#### [EXTRACTED ENTRIES]
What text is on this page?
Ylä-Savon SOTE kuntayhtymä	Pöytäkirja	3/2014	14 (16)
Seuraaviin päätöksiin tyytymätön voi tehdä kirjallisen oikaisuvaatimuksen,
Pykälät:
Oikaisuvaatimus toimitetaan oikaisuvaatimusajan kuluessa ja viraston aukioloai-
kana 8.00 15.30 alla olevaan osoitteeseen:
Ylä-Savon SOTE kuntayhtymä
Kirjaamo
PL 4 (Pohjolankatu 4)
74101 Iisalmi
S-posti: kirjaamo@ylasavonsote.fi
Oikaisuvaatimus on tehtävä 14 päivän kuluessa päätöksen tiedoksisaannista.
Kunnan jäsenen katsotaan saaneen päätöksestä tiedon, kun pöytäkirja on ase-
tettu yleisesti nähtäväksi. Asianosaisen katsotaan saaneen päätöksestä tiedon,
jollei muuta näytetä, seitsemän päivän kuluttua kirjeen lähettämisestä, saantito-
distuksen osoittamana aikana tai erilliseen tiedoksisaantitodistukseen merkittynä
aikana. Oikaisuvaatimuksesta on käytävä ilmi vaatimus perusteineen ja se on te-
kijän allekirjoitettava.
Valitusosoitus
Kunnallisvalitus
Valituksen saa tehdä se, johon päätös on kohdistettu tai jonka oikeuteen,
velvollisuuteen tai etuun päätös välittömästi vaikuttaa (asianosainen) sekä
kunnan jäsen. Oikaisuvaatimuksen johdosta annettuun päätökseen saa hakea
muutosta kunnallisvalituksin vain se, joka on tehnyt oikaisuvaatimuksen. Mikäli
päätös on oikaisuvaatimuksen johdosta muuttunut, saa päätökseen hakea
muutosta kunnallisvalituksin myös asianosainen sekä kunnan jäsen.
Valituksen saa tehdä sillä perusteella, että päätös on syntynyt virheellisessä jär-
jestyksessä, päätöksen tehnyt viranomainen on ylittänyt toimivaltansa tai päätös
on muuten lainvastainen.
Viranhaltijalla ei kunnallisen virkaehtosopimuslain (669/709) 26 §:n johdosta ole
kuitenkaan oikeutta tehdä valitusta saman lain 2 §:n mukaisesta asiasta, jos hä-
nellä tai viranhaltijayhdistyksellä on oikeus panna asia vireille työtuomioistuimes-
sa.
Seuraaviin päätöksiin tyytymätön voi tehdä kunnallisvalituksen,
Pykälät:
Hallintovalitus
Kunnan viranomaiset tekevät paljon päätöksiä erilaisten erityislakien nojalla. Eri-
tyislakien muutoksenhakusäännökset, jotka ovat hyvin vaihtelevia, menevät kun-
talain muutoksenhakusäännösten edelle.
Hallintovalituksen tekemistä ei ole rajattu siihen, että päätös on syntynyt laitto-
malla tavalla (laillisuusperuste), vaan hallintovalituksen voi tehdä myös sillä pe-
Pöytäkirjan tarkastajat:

#### [REQUIRED WORK]
Filter out every line that lacks the word "Seuraaviin", and copy the rest.

#### [SOLUTION TO THIS TASK]
Seuraaviin päätöksiin tyytymätön voi tehdä kirjallisen oikaisuvaatimuksen,
Seuraaviin päätöksiin tyytymätön voi tehdä kunnallisvalituksen,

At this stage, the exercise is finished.